Collection entries:
■ ■ ■
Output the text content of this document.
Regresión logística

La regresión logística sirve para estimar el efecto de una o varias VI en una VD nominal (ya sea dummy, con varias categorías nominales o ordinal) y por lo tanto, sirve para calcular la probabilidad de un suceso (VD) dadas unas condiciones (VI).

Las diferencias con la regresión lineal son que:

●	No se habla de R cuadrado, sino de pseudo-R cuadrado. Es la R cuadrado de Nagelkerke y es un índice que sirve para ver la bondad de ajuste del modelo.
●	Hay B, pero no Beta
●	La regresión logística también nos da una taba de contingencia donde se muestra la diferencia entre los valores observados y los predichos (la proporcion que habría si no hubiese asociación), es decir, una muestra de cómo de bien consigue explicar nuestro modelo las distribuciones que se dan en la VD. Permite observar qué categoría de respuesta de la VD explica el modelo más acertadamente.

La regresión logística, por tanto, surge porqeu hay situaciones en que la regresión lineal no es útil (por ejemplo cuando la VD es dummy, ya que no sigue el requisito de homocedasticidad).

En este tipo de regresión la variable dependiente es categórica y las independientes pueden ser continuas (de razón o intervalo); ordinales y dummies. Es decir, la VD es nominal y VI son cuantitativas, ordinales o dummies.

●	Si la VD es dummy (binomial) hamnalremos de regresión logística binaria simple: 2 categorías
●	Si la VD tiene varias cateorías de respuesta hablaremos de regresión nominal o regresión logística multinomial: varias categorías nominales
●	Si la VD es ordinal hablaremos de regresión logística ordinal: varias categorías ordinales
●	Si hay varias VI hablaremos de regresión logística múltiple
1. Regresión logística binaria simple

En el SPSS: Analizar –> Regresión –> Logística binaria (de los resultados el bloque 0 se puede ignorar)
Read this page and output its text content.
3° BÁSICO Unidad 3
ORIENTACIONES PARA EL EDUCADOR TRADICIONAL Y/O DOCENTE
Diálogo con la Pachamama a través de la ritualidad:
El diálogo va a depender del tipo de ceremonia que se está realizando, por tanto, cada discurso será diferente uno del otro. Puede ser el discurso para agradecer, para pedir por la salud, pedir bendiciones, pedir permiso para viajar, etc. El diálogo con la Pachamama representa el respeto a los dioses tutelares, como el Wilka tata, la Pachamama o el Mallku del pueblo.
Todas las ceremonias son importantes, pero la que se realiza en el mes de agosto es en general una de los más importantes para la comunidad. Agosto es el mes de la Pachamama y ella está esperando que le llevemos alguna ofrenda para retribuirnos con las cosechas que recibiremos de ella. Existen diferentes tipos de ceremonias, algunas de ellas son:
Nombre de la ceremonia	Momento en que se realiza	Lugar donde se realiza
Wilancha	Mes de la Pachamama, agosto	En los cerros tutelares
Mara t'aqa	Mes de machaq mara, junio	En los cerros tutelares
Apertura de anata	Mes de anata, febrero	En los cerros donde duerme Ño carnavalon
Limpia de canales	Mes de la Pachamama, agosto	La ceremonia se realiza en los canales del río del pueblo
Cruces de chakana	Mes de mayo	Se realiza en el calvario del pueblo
■ ■ ■
The exercise:
Exactly reproduce the lines from the one containing "Read this page and output its text content." through the end of the records, and only those lines.

Task result:
Read this page and output its text content.
3° BÁSICO Unidad 3
ORIENTACIONES PARA EL EDUCADOR TRADICIONAL Y/O DOCENTE
Diálogo con la Pachamama a través de la ritualidad:
El diálogo va a depender del tipo de ceremonia que se está realizando, por tanto, cada discurso será diferente uno del otro. Puede ser el discurso para agradecer, para pedir por la salud, pedir bendiciones, pedir permiso para viajar, etc. El diálogo con la Pachamama representa el respeto a los dioses tutelares, como el Wilka tata, la Pachamama o el Mallku del pueblo.
Todas las ceremonias son importantes, pero la que se realiza en el mes de agosto es en general una de los más importantes para la comunidad. Agosto es el mes de la Pachamama y ella está esperando que le llevemos alguna ofrenda para retribuirnos con las cosechas que recibiremos de ella. Existen diferentes tipos de ceremonias, algunas de ellas son:
Nombre de la ceremonia	Momento en que se realiza	Lugar donde se realiza
Wilancha	Mes de la Pachamama, agosto	En los cerros tutelares
Mara t'aqa	Mes de machaq mara, junio	En los cerros tutelares
Apertura de anata	Mes de anata, febrero	En los cerros donde duerme Ño carnavalon
Limpia de canales	Mes de la Pachamama, agosto	La ceremonia se realiza en los canales del río del pueblo
Cruces de chakana	Mes de mayo	Se realiza en el calvario del pueblo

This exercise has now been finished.